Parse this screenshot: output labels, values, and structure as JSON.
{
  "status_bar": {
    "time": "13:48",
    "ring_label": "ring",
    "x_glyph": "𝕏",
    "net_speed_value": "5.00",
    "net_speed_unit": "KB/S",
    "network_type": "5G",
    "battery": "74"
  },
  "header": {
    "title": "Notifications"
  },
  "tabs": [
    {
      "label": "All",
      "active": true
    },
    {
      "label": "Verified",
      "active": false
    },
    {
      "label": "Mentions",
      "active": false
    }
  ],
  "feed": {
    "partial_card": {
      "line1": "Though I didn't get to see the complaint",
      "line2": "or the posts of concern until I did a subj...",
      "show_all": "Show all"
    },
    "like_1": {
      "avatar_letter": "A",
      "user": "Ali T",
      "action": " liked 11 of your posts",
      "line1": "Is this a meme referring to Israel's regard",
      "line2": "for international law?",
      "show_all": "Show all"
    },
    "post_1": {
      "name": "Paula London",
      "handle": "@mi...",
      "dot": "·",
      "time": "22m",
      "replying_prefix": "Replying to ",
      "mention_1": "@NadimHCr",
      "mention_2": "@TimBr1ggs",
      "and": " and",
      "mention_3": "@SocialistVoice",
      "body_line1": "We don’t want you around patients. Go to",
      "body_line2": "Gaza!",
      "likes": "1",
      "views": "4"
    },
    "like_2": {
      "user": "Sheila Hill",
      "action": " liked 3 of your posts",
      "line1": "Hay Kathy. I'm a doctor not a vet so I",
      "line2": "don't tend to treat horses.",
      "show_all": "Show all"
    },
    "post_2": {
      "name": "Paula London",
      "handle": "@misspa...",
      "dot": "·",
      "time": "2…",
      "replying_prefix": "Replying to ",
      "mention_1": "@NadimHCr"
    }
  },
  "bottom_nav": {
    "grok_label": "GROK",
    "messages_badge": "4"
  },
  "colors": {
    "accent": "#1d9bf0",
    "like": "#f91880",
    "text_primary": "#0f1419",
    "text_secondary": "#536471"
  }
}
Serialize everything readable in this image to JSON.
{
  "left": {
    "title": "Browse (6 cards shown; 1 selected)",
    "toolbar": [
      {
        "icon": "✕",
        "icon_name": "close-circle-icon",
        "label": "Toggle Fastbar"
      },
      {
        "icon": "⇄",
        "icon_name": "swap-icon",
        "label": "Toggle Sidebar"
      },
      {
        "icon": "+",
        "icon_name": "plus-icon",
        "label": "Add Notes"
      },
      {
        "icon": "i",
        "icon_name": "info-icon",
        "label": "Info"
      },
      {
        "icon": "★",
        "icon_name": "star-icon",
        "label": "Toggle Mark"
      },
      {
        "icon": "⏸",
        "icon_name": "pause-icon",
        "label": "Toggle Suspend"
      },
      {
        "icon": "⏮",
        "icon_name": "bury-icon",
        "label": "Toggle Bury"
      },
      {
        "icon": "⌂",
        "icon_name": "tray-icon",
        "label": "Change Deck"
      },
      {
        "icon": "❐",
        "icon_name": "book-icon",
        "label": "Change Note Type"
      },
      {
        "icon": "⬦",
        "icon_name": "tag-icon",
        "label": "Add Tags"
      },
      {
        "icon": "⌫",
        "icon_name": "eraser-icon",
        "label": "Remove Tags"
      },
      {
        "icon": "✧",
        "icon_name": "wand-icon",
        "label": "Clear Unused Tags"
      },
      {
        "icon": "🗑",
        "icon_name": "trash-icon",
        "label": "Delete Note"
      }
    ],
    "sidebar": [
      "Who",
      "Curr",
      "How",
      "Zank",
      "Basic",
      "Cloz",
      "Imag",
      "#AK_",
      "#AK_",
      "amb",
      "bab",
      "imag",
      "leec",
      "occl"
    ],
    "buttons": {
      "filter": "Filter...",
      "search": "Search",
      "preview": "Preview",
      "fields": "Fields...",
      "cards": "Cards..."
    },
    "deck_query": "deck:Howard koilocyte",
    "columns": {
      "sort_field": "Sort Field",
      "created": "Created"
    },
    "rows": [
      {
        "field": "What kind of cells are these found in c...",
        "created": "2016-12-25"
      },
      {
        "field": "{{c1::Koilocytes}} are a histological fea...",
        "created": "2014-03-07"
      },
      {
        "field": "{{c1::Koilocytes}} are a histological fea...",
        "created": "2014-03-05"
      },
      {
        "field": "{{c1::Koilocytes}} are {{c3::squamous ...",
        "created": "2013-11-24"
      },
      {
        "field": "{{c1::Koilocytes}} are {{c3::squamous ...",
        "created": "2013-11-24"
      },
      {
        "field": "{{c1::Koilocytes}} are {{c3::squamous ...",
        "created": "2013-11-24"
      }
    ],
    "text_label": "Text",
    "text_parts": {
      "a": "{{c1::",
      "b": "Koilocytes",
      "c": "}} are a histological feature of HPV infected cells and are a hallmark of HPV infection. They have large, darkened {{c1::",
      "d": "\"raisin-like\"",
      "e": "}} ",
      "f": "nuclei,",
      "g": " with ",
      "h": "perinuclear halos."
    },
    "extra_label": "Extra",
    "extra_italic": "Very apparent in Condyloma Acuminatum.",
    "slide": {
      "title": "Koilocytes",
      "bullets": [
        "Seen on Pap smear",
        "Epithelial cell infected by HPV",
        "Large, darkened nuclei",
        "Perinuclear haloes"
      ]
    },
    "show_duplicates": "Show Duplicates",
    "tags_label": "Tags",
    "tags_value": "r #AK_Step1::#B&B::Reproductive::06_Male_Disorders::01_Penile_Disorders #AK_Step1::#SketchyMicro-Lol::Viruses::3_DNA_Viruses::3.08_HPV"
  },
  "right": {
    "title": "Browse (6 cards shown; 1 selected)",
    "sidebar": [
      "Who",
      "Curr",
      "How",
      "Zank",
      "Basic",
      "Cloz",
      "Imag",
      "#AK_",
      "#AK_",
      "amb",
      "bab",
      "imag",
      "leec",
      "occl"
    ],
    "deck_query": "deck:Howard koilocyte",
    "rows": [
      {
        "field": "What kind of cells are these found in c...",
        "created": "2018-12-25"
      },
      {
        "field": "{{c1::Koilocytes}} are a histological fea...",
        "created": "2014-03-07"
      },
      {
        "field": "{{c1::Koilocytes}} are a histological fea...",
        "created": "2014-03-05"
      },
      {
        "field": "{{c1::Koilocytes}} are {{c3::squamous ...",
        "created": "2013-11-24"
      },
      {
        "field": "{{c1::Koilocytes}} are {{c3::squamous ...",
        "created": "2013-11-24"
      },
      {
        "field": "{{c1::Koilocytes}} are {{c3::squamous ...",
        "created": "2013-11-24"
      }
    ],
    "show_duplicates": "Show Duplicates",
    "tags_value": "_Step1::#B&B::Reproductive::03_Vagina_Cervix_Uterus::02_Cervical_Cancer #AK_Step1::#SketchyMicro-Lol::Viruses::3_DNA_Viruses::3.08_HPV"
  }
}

○ ○ ○ ○ ○ ○ ○

What you will do — Take the entries above and transcribe them exactly as they stand.

Answer space —
Parse this screenshot: output labels, values, and structure as JSON.
{
  "status_bar": {
    "time": "13:48",
    "ring_label": "ring",
    "x_glyph": "𝕏",
    "net_speed_value": "5.00",
    "net_speed_unit": "KB/S",
    "network_type": "5G",
    "battery": "74"
  },
  "header": {
    "title": "Notifications"
  },
  "tabs": [
    {
      "label": "All",
      "active": true
    },
    {
      "label": "Verified",
      "active": false
    },
    {
      "label": "Mentions",
      "active": false
    }
  ],
  "feed": {
    "partial_card": {
      "line1": "Though I didn't get to see the complaint",
      "line2": "or the posts of concern until I did a subj...",
      "show_all": "Show all"
    },
    "like_1": {
      "avatar_letter": "A",
      "user": "Ali T",
      "action": " liked 11 of your posts",
      "line1": "Is this a meme referring to Israel's regard",
      "line2": "for international law?",
      "show_all": "Show all"
    },
    "post_1": {
      "name": "Paula London",
      "handle": "@mi...",
      "dot": "·",
      "time": "22m",
      "replying_prefix": "Replying to ",
      "mention_1": "@NadimHCr",
      "mention_2": "@TimBr1ggs",
      "and": " and",
      "mention_3": "@SocialistVoice",
      "body_line1": "We don’t want you around patients. Go to",
      "body_line2": "Gaza!",
      "likes": "1",
      "views": "4"
    },
    "like_2": {
      "user": "Sheila Hill",
      "action": " liked 3 of your posts",
      "line1": "Hay Kathy. I'm a doctor not a vet so I",
      "line2": "don't tend to treat horses.",
      "show_all": "Show all"
    },
    "post_2": {
      "name": "Paula London",
      "handle": "@misspa...",
      "dot": "·",
      "time": "2…",
      "replying_prefix": "Replying to ",
      "mention_1": "@NadimHCr"
    }
  },
  "bottom_nav": {
    "grok_label": "GROK",
    "messages_badge": "4"
  },
  "colors": {
    "accent": "#1d9bf0",
    "like": "#f91880",
    "text_primary": "#0f1419",
    "text_secondary": "#536471"
  }
}
Serialize everything readable in this image to JSON.
{
  "left": {
    "title": "Browse (6 cards shown; 1 selected)",
    "toolbar": [
      {
        "icon": "✕",
        "icon_name": "close-circle-icon",
        "label": "Toggle Fastbar"
      },
      {
        "icon": "⇄",
        "icon_name": "swap-icon",
        "label": "Toggle Sidebar"
      },
      {
        "icon": "+",
        "icon_name": "plus-icon",
        "label": "Add Notes"
      },
      {
        "icon": "i",
        "icon_name": "info-icon",
        "label": "Info"
      },
      {
        "icon": "★",
        "icon_name": "star-icon",
        "label": "Toggle Mark"
      },
      {
        "icon": "⏸",
        "icon_name": "pause-icon",
        "label": "Toggle Suspend"
      },
      {
        "icon": "⏮",
        "icon_name": "bury-icon",
        "label": "Toggle Bury"
      },
      {
        "icon": "⌂",
        "icon_name": "tray-icon",
        "label": "Change Deck"
      },
      {
        "icon": "❐",
        "icon_name": "book-icon",
        "label": "Change Note Type"
      },
      {
        "icon": "⬦",
        "icon_name": "tag-icon",
        "label": "Add Tags"
      },
      {
        "icon": "⌫",
        "icon_name": "eraser-icon",
        "label": "Remove Tags"
      },
      {
        "icon": "✧",
        "icon_name": "wand-icon",
        "label": "Clear Unused Tags"
      },
      {
        "icon": "🗑",
        "icon_name": "trash-icon",
        "label": "Delete Note"
      }
    ],
    "sidebar": [
      "Who",
      "Curr",
      "How",
      "Zank",
      "Basic",
      "Cloz",
      "Imag",
      "#AK_",
      "#AK_",
      "amb",
      "bab",
      "imag",
      "leec",
      "occl"
    ],
    "buttons": {
      "filter": "Filter...",
      "search": "Search",
      "preview": "Preview",
      "fields": "Fields...",
      "cards": "Cards..."
    },
    "deck_query": "deck:Howard koilocyte",
    "columns": {
      "sort_field": "Sort Field",
      "created": "Created"
    },
    "rows": [
      {
        "field": "What kind of cells are these found in c...",
        "created": "2016-12-25"
      },
      {
        "field": "{{c1::Koilocytes}} are a histological fea...",
        "created": "2014-03-07"
      },
      {
        "field": "{{c1::Koilocytes}} are a histological fea...",
        "created": "2014-03-05"
      },
      {
        "field": "{{c1::Koilocytes}} are {{c3::squamous ...",
        "created": "2013-11-24"
      },
      {
        "field": "{{c1::Koilocytes}} are {{c3::squamous ...",
        "created": "2013-11-24"
      },
      {
        "field": "{{c1::Koilocytes}} are {{c3::squamous ...",
        "created": "2013-11-24"
      }
    ],
    "text_label": "Text",
    "text_parts": {
      "a": "{{c1::",
      "b": "Koilocytes",
      "c": "}} are a histological feature of HPV infected cells and are a hallmark of HPV infection. They have large, darkened {{c1::",
      "d": "\"raisin-like\"",
      "e": "}} ",
      "f": "nuclei,",
      "g": " with ",
      "h": "perinuclear halos."
    },
    "extra_label": "Extra",
    "extra_italic": "Very apparent in Condyloma Acuminatum.",
    "slide": {
      "title": "Koilocytes",
      "bullets": [
        "Seen on Pap smear",
        "Epithelial cell infected by HPV",
        "Large, darkened nuclei",
        "Perinuclear haloes"
      ]
    },
    "show_duplicates": "Show Duplicates",
    "tags_label": "Tags",
    "tags_value": "r #AK_Step1::#B&B::Reproductive::06_Male_Disorders::01_Penile_Disorders #AK_Step1::#SketchyMicro-Lol::Viruses::3_DNA_Viruses::3.08_HPV"
  },
  "right": {
    "title": "Browse (6 cards shown; 1 selected)",
    "sidebar": [
      "Who",
      "Curr",
      "How",
      "Zank",
      "Basic",
      "Cloz",
      "Imag",
      "#AK_",
      "#AK_",
      "amb",
      "bab",
      "imag",
      "leec",
      "occl"
    ],
    "deck_query": "deck:Howard koilocyte",
    "rows": [
      {
        "field": "What kind of cells are these found in c...",
        "created": "2018-12-25"
      },
      {
        "field": "{{c1::Koilocytes}} are a histological fea...",
        "created": "2014-03-07"
      },
      {
        "field": "{{c1::Koilocytes}} are a histological fea...",
        "created": "2014-03-05"
      },
      {
        "field": "{{c1::Koilocytes}} are {{c3::squamous ...",
        "created": "2013-11-24"
      },
      {
        "field": "{{c1::Koilocytes}} are {{c3::squamous ...",
        "created": "2013-11-24"
      },
      {
        "field": "{{c1::Koilocytes}} are {{c3::squamous ...",
        "created": "2013-11-24"
      }
    ],
    "show_duplicates": "Show Duplicates",
    "tags_value": "_Step1::#B&B::Reproductive::03_Vagina_Cervix_Uterus::02_Cervical_Cancer #AK_Step1::#SketchyMicro-Lol::Viruses::3_DNA_Viruses::3.08_HPV"
  }
}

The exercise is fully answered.